Pictures in the data below are not part of the copy; transcribe everything else exactly.

RECORD EXCERPTS.
>>

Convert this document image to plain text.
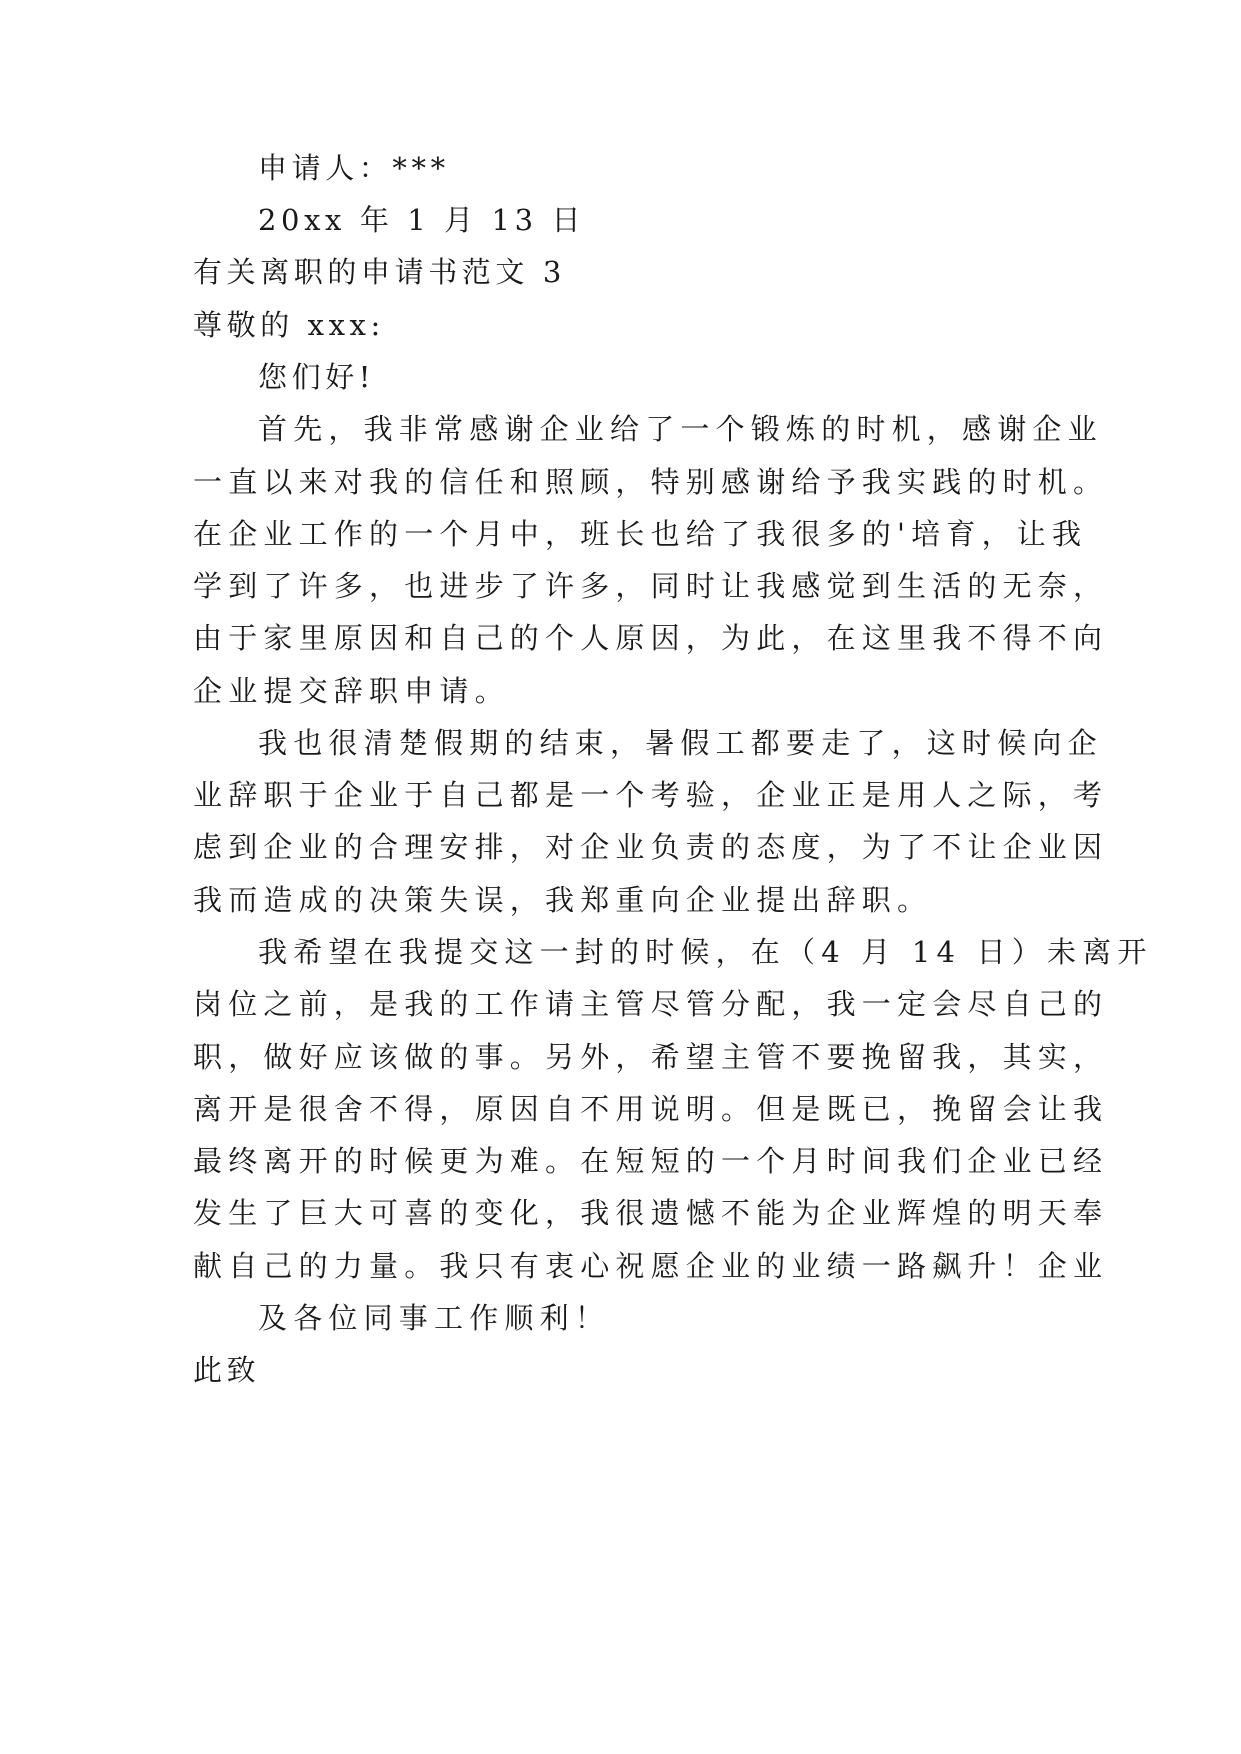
申请人：***
20xx 年 1 月 13 日
有关离职的申请书范文 3
尊敬的 xxx:
您们好!
首先，我非常感谢企业给了一个锻炼的时机，感谢企业
一直以来对我的信任和照顾，特别感谢给予我实践的时机。
在企业工作的一个月中，班长也给了我很多的'培育，让我
学到了许多，也进步了许多，同时让我感觉到生活的无奈，
由于家里原因和自己的个人原因，为此，在这里我不得不向
企业提交辞职申请。
我也很清楚假期的结束，暑假工都要走了，这时候向企
业辞职于企业于自己都是一个考验，企业正是用人之际，考
虑到企业的合理安排，对企业负责的态度，为了不让企业因
我而造成的决策失误，我郑重向企业提出辞职。
我希望在我提交这一封的时候，在（4 月 14 日）未离开
岗位之前，是我的工作请主管尽管分配，我一定会尽自己的
职，做好应该做的事。另外，希望主管不要挽留我，其实，
离开是很舍不得，原因自不用说明。但是既已，挽留会让我
最终离开的时候更为难。在短短的一个月时间我们企业已经
发生了巨大可喜的变化，我很遗憾不能为企业辉煌的明天奉
献自己的力量。我只有衷心祝愿企业的业绩一路飙升！企业
及各位同事工作顺利！
此致
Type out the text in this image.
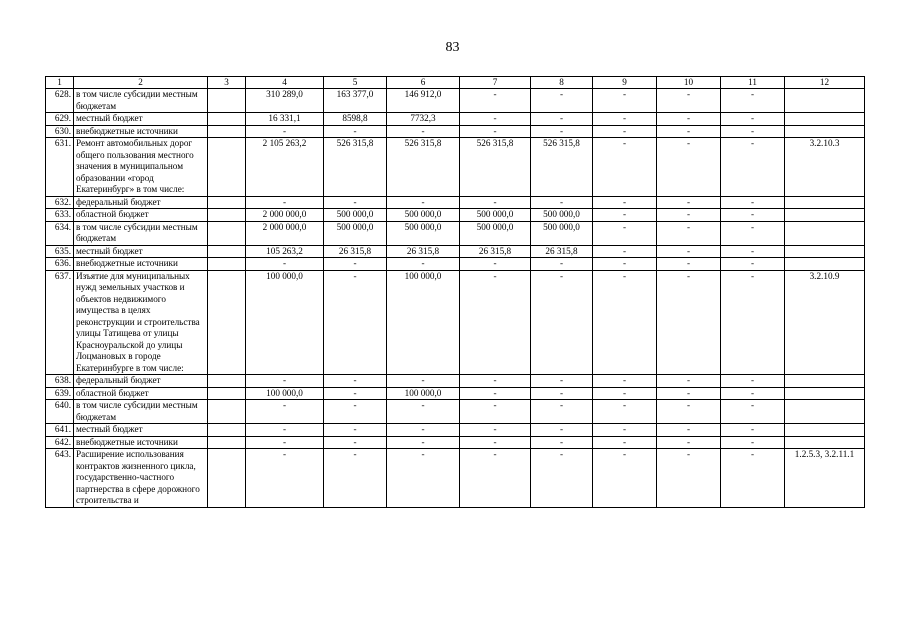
83
1	2	3	4	5	6	7	8	9	10	11	12
628.	в том числе субсидии местным бюджетам		310 289,0	163 377,0	146 912,0	-	-	-	-	-	
629.	местный бюджет		16 331,1	8598,8	7732,3	-	-	-	-	-	
630.	внебюджетные источники		-	-	-	-	-	-	-	-	
631.	Ремонт автомобильных дорог общего пользования местного значения в муниципальном образовании «город Екатеринбург» в том числе:		2 105 263,2	526 315,8	526 315,8	526 315,8	526 315,8	-	-	-	3.2.10.3
632.	федеральный бюджет		-	-	-	-	-	-	-	-	
633.	областной бюджет		2 000 000,0	500 000,0	500 000,0	500 000,0	500 000,0	-	-	-	
634.	в том числе субсидии местным бюджетам		2 000 000,0	500 000,0	500 000,0	500 000,0	500 000,0	-	-	-	
635.	местный бюджет		105 263,2	26 315,8	26 315,8	26 315,8	26 315,8	-	-	-	
636.	внебюджетные источники		-	-	-	-	-	-	-	-	
637.	Изъятие для муниципальных нужд земельных участков и объектов недвижимого имущества в целях реконструкции и строительства улицы Татищева от улицы Красноуральской до улицы Лоцмановых в городе Екатеринбурге в том числе:		100 000,0	-	100 000,0	-	-	-	-	-	3.2.10.9
638.	федеральный бюджет		-	-	-	-	-	-	-	-	
639.	областной бюджет		100 000,0	-	100 000,0	-	-	-	-	-	
640.	в том числе субсидии местным бюджетам		-	-	-	-	-	-	-	-	
641.	местный бюджет		-	-	-	-	-	-	-	-	
642.	внебюджетные источники		-	-	-	-	-	-	-	-	
643.	Расширение использования контрактов жизненного цикла, государственно-частного партнерства в сфере дорожного строительства и		-	-	-	-	-	-	-	-	1.2.5.3, 3.2.11.1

<<

RESPONSE TO THE EXERCISE.
Convert this document image to plain text.
申请人：***
20xx 年 1 月 13 日
有关离职的申请书范文 3
尊敬的 xxx:
您们好!
首先，我非常感谢企业给了一个锻炼的时机，感谢企业
一直以来对我的信任和照顾，特别感谢给予我实践的时机。
在企业工作的一个月中，班长也给了我很多的'培育，让我
学到了许多，也进步了许多，同时让我感觉到生活的无奈，
由于家里原因和自己的个人原因，为此，在这里我不得不向
企业提交辞职申请。
我也很清楚假期的结束，暑假工都要走了，这时候向企
业辞职于企业于自己都是一个考验，企业正是用人之际，考
虑到企业的合理安排，对企业负责的态度，为了不让企业因
我而造成的决策失误，我郑重向企业提出辞职。
我希望在我提交这一封的时候，在（4 月 14 日）未离开
岗位之前，是我的工作请主管尽管分配，我一定会尽自己的
职，做好应该做的事。另外，希望主管不要挽留我，其实，
离开是很舍不得，原因自不用说明。但是既已，挽留会让我
最终离开的时候更为难。在短短的一个月时间我们企业已经
发生了巨大可喜的变化，我很遗憾不能为企业辉煌的明天奉
献自己的力量。我只有衷心祝愿企业的业绩一路飙升！企业
及各位同事工作顺利！
此致
Type out the text in this image.
83
1	2	3	4	5	6	7	8	9	10	11	12
628.	в том числе субсидии местным бюджетам		310 289,0	163 377,0	146 912,0	-	-	-	-	-	
629.	местный бюджет		16 331,1	8598,8	7732,3	-	-	-	-	-	
630.	внебюджетные источники		-	-	-	-	-	-	-	-	
631.	Ремонт автомобильных дорог общего пользования местного значения в муниципальном образовании «город Екатеринбург» в том числе:		2 105 263,2	526 315,8	526 315,8	526 315,8	526 315,8	-	-	-	3.2.10.3
632.	федеральный бюджет		-	-	-	-	-	-	-	-	
633.	областной бюджет		2 000 000,0	500 000,0	500 000,0	500 000,0	500 000,0	-	-	-	
634.	в том числе субсидии местным бюджетам		2 000 000,0	500 000,0	500 000,0	500 000,0	500 000,0	-	-	-	
635.	местный бюджет		105 263,2	26 315,8	26 315,8	26 315,8	26 315,8	-	-	-	
636.	внебюджетные источники		-	-	-	-	-	-	-	-	
637.	Изъятие для муниципальных нужд земельных участков и объектов недвижимого имущества в целях реконструкции и строительства улицы Татищева от улицы Красноуральской до улицы Лоцмановых в городе Екатеринбурге в том числе:		100 000,0	-	100 000,0	-	-	-	-	-	3.2.10.9
638.	федеральный бюджет		-	-	-	-	-	-	-	-	
639.	областной бюджет		100 000,0	-	100 000,0	-	-	-	-	-	
640.	в том числе субсидии местным бюджетам		-	-	-	-	-	-	-	-	
641.	местный бюджет		-	-	-	-	-	-	-	-	
642.	внебюджетные источники		-	-	-	-	-	-	-	-	
643.	Расширение использования контрактов жизненного цикла, государственно-частного партнерства в сфере дорожного строительства и		-	-	-	-	-	-	-	-	1.2.5.3, 3.2.11.1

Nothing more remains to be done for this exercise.